— Start of Input for this task —

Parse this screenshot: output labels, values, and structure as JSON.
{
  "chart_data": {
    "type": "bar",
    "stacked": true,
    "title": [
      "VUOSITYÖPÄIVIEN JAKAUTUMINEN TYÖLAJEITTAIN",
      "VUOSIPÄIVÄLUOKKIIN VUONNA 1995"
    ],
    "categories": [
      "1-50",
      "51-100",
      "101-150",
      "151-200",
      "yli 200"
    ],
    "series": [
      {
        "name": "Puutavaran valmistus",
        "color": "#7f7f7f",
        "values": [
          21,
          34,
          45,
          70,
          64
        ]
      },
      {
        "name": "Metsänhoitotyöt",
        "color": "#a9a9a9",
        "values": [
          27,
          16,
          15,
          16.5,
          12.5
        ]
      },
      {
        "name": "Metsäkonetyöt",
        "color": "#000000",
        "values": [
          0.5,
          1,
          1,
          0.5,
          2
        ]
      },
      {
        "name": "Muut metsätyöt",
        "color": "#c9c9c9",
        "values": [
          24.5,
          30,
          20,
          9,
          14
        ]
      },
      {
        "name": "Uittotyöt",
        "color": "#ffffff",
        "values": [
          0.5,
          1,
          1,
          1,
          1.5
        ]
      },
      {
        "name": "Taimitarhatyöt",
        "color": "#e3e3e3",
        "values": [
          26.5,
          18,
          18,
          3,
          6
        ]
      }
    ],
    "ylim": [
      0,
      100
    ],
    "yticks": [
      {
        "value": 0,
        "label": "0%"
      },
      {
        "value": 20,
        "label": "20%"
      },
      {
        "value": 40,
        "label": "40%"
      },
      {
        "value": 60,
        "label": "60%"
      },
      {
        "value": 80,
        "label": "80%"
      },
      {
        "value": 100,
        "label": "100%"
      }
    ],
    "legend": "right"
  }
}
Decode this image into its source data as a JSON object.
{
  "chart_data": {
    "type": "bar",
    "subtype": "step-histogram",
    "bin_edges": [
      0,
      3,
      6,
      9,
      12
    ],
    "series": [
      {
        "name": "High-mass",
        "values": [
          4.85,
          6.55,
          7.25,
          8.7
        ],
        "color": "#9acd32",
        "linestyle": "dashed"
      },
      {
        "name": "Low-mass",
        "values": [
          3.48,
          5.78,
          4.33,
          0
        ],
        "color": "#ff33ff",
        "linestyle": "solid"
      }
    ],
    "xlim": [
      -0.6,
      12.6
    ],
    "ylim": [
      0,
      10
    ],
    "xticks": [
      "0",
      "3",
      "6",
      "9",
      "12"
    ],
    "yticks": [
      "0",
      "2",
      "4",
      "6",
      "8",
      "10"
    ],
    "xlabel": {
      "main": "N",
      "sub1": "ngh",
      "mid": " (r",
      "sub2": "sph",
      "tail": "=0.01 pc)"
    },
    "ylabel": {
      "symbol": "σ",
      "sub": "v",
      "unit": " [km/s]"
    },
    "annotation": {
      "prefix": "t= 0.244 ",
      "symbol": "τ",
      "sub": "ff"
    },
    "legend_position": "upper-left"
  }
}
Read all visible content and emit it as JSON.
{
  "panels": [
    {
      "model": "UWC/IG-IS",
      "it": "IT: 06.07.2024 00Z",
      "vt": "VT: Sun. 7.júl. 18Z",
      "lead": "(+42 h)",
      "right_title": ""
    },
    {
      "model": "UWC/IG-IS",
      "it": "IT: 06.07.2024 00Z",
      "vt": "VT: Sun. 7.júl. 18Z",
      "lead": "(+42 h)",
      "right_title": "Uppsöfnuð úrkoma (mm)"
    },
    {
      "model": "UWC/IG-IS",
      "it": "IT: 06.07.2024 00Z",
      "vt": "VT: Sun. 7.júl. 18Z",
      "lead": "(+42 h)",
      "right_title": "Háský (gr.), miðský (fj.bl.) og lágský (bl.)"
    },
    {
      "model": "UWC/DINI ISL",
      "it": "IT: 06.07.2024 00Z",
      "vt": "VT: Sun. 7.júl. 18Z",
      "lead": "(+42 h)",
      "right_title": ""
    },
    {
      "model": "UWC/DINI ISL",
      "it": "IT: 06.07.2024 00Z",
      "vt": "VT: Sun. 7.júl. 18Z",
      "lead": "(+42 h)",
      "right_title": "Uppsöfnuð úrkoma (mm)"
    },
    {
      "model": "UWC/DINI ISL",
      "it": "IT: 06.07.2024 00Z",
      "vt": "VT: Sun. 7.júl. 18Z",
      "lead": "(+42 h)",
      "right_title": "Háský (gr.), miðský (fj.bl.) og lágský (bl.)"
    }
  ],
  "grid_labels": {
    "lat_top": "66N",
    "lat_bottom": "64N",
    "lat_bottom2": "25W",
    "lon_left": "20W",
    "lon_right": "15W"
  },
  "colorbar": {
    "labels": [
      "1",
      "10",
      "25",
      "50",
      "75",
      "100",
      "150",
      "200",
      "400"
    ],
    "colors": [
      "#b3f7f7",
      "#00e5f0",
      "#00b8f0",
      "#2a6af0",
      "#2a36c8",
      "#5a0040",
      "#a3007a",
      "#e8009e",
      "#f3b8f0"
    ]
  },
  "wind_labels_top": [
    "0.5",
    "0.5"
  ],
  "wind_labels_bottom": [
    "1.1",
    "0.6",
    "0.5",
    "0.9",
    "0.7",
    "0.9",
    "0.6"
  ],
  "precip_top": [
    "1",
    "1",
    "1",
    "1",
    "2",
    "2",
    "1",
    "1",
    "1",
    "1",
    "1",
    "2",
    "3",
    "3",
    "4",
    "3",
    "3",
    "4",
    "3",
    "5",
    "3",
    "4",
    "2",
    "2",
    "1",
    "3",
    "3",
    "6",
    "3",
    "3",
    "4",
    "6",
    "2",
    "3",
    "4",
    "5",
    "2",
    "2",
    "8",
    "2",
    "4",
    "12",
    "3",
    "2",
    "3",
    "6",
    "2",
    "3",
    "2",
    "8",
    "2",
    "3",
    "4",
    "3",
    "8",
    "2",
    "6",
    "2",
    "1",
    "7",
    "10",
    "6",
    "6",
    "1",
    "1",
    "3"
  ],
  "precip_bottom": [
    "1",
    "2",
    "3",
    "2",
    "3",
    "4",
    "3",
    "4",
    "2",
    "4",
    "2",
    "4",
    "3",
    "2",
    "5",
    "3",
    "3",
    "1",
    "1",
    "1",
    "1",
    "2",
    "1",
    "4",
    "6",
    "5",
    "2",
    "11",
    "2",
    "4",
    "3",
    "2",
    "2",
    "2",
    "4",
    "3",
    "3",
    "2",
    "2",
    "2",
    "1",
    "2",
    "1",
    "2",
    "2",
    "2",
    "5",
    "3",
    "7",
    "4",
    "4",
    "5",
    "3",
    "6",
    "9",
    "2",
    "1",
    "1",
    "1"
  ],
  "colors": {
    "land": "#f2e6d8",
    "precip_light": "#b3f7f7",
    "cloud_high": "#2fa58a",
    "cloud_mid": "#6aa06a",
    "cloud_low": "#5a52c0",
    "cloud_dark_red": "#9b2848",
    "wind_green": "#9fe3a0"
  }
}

— End of Input for this task —

*Task to complete*:
Please quote every record above exactly as it appears.

*Reply*:
Parse this screenshot: output labels, values, and structure as JSON.
{
  "chart_data": {
    "type": "bar",
    "stacked": true,
    "title": [
      "VUOSITYÖPÄIVIEN JAKAUTUMINEN TYÖLAJEITTAIN",
      "VUOSIPÄIVÄLUOKKIIN VUONNA 1995"
    ],
    "categories": [
      "1-50",
      "51-100",
      "101-150",
      "151-200",
      "yli 200"
    ],
    "series": [
      {
        "name": "Puutavaran valmistus",
        "color": "#7f7f7f",
        "values": [
          21,
          34,
          45,
          70,
          64
        ]
      },
      {
        "name": "Metsänhoitotyöt",
        "color": "#a9a9a9",
        "values": [
          27,
          16,
          15,
          16.5,
          12.5
        ]
      },
      {
        "name": "Metsäkonetyöt",
        "color": "#000000",
        "values": [
          0.5,
          1,
          1,
          0.5,
          2
        ]
      },
      {
        "name": "Muut metsätyöt",
        "color": "#c9c9c9",
        "values": [
          24.5,
          30,
          20,
          9,
          14
        ]
      },
      {
        "name": "Uittotyöt",
        "color": "#ffffff",
        "values": [
          0.5,
          1,
          1,
          1,
          1.5
        ]
      },
      {
        "name": "Taimitarhatyöt",
        "color": "#e3e3e3",
        "values": [
          26.5,
          18,
          18,
          3,
          6
        ]
      }
    ],
    "ylim": [
      0,
      100
    ],
    "yticks": [
      {
        "value": 0,
        "label": "0%"
      },
      {
        "value": 20,
        "label": "20%"
      },
      {
        "value": 40,
        "label": "40%"
      },
      {
        "value": 60,
        "label": "60%"
      },
      {
        "value": 80,
        "label": "80%"
      },
      {
        "value": 100,
        "label": "100%"
      }
    ],
    "legend": "right"
  }
}
Decode this image into its source data as a JSON object.
{
  "chart_data": {
    "type": "bar",
    "subtype": "step-histogram",
    "bin_edges": [
      0,
      3,
      6,
      9,
      12
    ],
    "series": [
      {
        "name": "High-mass",
        "values": [
          4.85,
          6.55,
          7.25,
          8.7
        ],
        "color": "#9acd32",
        "linestyle": "dashed"
      },
      {
        "name": "Low-mass",
        "values": [
          3.48,
          5.78,
          4.33,
          0
        ],
        "color": "#ff33ff",
        "linestyle": "solid"
      }
    ],
    "xlim": [
      -0.6,
      12.6
    ],
    "ylim": [
      0,
      10
    ],
    "xticks": [
      "0",
      "3",
      "6",
      "9",
      "12"
    ],
    "yticks": [
      "0",
      "2",
      "4",
      "6",
      "8",
      "10"
    ],
    "xlabel": {
      "main": "N",
      "sub1": "ngh",
      "mid": " (r",
      "sub2": "sph",
      "tail": "=0.01 pc)"
    },
    "ylabel": {
      "symbol": "σ",
      "sub": "v",
      "unit": " [km/s]"
    },
    "annotation": {
      "prefix": "t= 0.244 ",
      "symbol": "τ",
      "sub": "ff"
    },
    "legend_position": "upper-left"
  }
}
Read all visible content and emit it as JSON.
{
  "panels": [
    {
      "model": "UWC/IG-IS",
      "it": "IT: 06.07.2024 00Z",
      "vt": "VT: Sun. 7.júl. 18Z",
      "lead": "(+42 h)",
      "right_title": ""
    },
    {
      "model": "UWC/IG-IS",
      "it": "IT: 06.07.2024 00Z",
      "vt": "VT: Sun. 7.júl. 18Z",
      "lead": "(+42 h)",
      "right_title": "Uppsöfnuð úrkoma (mm)"
    },
    {
      "model": "UWC/IG-IS",
      "it": "IT: 06.07.2024 00Z",
      "vt": "VT: Sun. 7.júl. 18Z",
      "lead": "(+42 h)",
      "right_title": "Háský (gr.), miðský (fj.bl.) og lágský (bl.)"
    },
    {
      "model": "UWC/DINI ISL",
      "it": "IT: 06.07.2024 00Z",
      "vt": "VT: Sun. 7.júl. 18Z",
      "lead": "(+42 h)",
      "right_title": ""
    },
    {
      "model": "UWC/DINI ISL",
      "it": "IT: 06.07.2024 00Z",
      "vt": "VT: Sun. 7.júl. 18Z",
      "lead": "(+42 h)",
      "right_title": "Uppsöfnuð úrkoma (mm)"
    },
    {
      "model": "UWC/DINI ISL",
      "it": "IT: 06.07.2024 00Z",
      "vt": "VT: Sun. 7.júl. 18Z",
      "lead": "(+42 h)",
      "right_title": "Háský (gr.), miðský (fj.bl.) og lágský (bl.)"
    }
  ],
  "grid_labels": {
    "lat_top": "66N",
    "lat_bottom": "64N",
    "lat_bottom2": "25W",
    "lon_left": "20W",
    "lon_right": "15W"
  },
  "colorbar": {
    "labels": [
      "1",
      "10",
      "25",
      "50",
      "75",
      "100",
      "150",
      "200",
      "400"
    ],
    "colors": [
      "#b3f7f7",
      "#00e5f0",
      "#00b8f0",
      "#2a6af0",
      "#2a36c8",
      "#5a0040",
      "#a3007a",
      "#e8009e",
      "#f3b8f0"
    ]
  },
  "wind_labels_top": [
    "0.5",
    "0.5"
  ],
  "wind_labels_bottom": [
    "1.1",
    "0.6",
    "0.5",
    "0.9",
    "0.7",
    "0.9",
    "0.6"
  ],
  "precip_top": [
    "1",
    "1",
    "1",
    "1",
    "2",
    "2",
    "1",
    "1",
    "1",
    "1",
    "1",
    "2",
    "3",
    "3",
    "4",
    "3",
    "3",
    "4",
    "3",
    "5",
    "3",
    "4",
    "2",
    "2",
    "1",
    "3",
    "3",
    "6",
    "3",
    "3",
    "4",
    "6",
    "2",
    "3",
    "4",
    "5",
    "2",
    "2",
    "8",
    "2",
    "4",
    "12",
    "3",
    "2",
    "3",
    "6",
    "2",
    "3",
    "2",
    "8",
    "2",
    "3",
    "4",
    "3",
    "8",
    "2",
    "6",
    "2",
    "1",
    "7",
    "10",
    "6",
    "6",
    "1",
    "1",
    "3"
  ],
  "precip_bottom": [
    "1",
    "2",
    "3",
    "2",
    "3",
    "4",
    "3",
    "4",
    "2",
    "4",
    "2",
    "4",
    "3",
    "2",
    "5",
    "3",
    "3",
    "1",
    "1",
    "1",
    "1",
    "2",
    "1",
    "4",
    "6",
    "5",
    "2",
    "11",
    "2",
    "4",
    "3",
    "2",
    "2",
    "2",
    "4",
    "3",
    "3",
    "2",
    "2",
    "2",
    "1",
    "2",
    "1",
    "2",
    "2",
    "2",
    "5",
    "3",
    "7",
    "4",
    "4",
    "5",
    "3",
    "6",
    "9",
    "2",
    "1",
    "1",
    "1"
  ],
  "colors": {
    "land": "#f2e6d8",
    "precip_light": "#b3f7f7",
    "cloud_high": "#2fa58a",
    "cloud_mid": "#6aa06a",
    "cloud_low": "#5a52c0",
    "cloud_dark_red": "#9b2848",
    "wind_green": "#9fe3a0"
  }
}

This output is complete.